### WHAT THE TASK REQUIRES
Gather all lines containing the string "arabia" and copy them out.

### GIVEN INFORMATION
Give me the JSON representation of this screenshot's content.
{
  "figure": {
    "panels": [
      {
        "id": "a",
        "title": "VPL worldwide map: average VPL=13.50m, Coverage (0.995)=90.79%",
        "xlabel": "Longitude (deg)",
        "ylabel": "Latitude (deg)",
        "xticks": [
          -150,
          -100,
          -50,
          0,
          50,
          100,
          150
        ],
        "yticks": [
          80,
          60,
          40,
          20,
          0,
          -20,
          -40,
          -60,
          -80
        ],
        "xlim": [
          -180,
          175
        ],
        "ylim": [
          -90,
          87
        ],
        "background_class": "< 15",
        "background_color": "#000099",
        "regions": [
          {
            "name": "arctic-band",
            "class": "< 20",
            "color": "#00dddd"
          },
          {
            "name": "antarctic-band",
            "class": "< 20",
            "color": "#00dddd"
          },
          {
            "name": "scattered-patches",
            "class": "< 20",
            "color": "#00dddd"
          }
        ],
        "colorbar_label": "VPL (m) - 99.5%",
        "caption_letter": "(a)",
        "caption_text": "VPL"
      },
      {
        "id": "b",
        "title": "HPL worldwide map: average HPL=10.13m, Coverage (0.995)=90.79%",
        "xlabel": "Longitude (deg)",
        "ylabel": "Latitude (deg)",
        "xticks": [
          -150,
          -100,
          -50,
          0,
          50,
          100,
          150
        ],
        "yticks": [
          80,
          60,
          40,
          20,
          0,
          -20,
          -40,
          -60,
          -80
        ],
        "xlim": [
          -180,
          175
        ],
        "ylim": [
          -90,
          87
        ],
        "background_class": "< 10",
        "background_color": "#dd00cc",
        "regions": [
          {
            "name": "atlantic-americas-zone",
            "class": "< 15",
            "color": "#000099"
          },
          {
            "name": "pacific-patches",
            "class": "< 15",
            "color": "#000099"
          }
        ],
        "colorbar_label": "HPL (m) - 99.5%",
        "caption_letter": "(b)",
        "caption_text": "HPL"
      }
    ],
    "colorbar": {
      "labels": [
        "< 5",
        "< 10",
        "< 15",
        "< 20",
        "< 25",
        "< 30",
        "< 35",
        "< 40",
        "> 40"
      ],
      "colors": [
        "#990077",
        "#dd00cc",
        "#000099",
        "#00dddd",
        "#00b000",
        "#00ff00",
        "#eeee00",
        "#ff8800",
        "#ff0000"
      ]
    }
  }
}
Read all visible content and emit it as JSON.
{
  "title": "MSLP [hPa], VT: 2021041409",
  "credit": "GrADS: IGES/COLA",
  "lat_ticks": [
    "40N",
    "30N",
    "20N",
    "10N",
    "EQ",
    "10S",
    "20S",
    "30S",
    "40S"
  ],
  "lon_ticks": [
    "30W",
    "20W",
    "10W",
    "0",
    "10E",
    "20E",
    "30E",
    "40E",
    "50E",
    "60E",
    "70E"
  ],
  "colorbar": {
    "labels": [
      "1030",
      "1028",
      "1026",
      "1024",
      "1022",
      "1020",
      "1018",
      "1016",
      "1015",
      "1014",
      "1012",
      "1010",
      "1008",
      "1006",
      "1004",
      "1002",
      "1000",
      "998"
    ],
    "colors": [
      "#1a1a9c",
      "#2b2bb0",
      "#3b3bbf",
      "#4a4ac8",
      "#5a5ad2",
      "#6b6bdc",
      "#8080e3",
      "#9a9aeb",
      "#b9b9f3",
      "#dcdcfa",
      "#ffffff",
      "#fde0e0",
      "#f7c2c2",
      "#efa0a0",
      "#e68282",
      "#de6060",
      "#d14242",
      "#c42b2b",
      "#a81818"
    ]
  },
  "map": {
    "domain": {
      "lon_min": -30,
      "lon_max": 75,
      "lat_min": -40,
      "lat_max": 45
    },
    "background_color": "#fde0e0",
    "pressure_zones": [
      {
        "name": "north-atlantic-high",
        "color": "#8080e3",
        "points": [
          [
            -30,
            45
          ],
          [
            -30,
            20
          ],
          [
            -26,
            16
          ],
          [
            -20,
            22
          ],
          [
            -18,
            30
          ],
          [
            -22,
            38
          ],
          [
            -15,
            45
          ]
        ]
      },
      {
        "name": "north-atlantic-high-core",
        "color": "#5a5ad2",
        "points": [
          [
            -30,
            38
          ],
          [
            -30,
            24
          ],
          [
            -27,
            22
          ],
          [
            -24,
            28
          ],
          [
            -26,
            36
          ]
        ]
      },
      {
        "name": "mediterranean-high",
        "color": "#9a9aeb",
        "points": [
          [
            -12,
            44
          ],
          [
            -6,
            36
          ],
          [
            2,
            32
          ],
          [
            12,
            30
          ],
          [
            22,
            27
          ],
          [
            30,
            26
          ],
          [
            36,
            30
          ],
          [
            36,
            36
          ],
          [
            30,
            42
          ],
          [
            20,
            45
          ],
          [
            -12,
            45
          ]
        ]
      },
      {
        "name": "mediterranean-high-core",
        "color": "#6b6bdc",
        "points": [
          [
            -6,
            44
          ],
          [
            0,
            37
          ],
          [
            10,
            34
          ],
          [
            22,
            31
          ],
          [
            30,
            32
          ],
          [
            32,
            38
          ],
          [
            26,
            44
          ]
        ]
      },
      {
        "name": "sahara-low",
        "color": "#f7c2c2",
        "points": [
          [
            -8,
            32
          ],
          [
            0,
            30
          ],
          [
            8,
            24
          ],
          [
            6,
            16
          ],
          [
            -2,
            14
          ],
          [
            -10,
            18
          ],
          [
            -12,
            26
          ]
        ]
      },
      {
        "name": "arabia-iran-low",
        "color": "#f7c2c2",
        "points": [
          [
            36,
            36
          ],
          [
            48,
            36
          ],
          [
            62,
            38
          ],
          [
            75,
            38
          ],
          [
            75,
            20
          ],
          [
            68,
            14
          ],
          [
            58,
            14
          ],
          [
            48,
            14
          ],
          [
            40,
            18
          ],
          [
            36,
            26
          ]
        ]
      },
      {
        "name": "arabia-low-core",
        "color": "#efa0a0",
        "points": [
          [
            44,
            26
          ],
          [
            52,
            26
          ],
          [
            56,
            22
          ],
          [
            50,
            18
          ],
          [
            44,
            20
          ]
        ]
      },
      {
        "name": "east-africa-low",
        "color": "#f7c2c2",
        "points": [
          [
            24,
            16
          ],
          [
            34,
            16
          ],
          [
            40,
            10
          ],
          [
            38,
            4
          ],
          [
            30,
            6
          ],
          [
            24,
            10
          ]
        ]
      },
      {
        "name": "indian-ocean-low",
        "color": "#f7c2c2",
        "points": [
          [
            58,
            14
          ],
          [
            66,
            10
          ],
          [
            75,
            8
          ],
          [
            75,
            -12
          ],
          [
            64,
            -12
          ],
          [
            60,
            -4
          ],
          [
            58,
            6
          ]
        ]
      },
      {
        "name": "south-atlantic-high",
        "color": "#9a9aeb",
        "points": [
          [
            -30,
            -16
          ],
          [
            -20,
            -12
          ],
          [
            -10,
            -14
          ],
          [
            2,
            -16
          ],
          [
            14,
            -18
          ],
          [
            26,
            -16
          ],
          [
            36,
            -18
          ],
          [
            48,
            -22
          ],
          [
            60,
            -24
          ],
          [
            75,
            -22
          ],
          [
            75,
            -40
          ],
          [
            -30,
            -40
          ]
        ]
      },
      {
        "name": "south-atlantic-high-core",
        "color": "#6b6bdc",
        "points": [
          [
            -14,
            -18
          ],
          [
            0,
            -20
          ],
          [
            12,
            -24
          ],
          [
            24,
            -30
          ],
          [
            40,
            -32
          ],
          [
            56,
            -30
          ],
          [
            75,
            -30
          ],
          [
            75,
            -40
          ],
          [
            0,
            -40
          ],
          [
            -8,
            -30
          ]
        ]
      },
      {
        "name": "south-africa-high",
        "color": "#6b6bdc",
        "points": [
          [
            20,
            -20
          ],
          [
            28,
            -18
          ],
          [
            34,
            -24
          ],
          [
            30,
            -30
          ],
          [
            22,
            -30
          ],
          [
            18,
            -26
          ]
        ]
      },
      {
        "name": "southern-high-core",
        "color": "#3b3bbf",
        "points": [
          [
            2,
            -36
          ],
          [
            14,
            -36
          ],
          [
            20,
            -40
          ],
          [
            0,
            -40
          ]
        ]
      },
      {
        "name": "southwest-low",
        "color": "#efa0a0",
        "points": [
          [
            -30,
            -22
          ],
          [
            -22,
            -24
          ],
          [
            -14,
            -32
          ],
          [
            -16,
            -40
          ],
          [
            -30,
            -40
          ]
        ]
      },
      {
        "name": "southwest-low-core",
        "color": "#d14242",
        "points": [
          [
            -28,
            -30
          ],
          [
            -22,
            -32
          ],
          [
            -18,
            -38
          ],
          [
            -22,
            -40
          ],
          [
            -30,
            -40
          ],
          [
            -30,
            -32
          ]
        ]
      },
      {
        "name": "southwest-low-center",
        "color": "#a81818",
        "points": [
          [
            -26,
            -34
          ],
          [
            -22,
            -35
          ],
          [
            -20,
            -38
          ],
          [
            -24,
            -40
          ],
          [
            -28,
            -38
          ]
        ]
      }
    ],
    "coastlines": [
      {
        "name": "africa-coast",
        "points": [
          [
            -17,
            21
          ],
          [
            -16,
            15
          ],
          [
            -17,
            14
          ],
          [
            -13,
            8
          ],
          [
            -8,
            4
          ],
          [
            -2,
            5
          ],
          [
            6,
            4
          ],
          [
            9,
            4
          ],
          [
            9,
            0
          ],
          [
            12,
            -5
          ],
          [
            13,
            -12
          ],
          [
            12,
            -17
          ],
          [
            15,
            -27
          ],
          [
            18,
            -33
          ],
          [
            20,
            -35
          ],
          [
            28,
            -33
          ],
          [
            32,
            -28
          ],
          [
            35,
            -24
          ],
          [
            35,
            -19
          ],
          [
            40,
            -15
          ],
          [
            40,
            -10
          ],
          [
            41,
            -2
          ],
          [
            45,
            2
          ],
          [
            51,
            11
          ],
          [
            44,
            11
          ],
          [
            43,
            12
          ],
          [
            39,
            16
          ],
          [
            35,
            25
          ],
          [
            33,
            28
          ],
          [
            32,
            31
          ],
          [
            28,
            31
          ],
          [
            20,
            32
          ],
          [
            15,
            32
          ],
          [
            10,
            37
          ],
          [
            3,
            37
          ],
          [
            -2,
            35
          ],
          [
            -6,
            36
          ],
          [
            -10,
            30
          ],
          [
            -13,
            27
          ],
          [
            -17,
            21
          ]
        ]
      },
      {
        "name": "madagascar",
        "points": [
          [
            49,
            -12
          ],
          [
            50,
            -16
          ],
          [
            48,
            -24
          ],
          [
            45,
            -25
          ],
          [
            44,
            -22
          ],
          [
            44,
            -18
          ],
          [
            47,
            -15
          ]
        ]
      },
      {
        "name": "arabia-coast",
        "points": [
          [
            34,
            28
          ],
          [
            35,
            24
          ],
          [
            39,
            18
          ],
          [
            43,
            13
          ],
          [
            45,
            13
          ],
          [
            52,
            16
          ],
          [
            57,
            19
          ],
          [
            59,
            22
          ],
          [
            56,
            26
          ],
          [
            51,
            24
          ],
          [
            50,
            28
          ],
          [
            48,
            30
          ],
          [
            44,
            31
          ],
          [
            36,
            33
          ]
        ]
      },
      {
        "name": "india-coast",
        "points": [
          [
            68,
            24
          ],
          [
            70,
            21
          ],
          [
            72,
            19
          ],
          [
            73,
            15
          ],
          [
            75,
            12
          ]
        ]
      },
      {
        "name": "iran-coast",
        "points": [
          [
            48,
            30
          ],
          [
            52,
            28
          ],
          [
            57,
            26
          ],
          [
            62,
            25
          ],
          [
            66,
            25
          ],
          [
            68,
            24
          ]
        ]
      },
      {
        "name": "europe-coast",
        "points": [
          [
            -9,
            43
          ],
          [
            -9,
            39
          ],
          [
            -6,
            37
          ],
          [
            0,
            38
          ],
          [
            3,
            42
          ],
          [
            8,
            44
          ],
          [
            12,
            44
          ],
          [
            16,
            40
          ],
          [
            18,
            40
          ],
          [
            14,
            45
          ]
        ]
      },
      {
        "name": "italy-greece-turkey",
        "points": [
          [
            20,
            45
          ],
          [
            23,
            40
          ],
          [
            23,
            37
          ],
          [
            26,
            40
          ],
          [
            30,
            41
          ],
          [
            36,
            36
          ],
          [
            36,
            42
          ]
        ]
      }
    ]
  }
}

### OUTPUT FOR THIS TASK
        "name": "arabia-iran-low",
        "name": "arabia-low-core",
        "name": "arabia-coast",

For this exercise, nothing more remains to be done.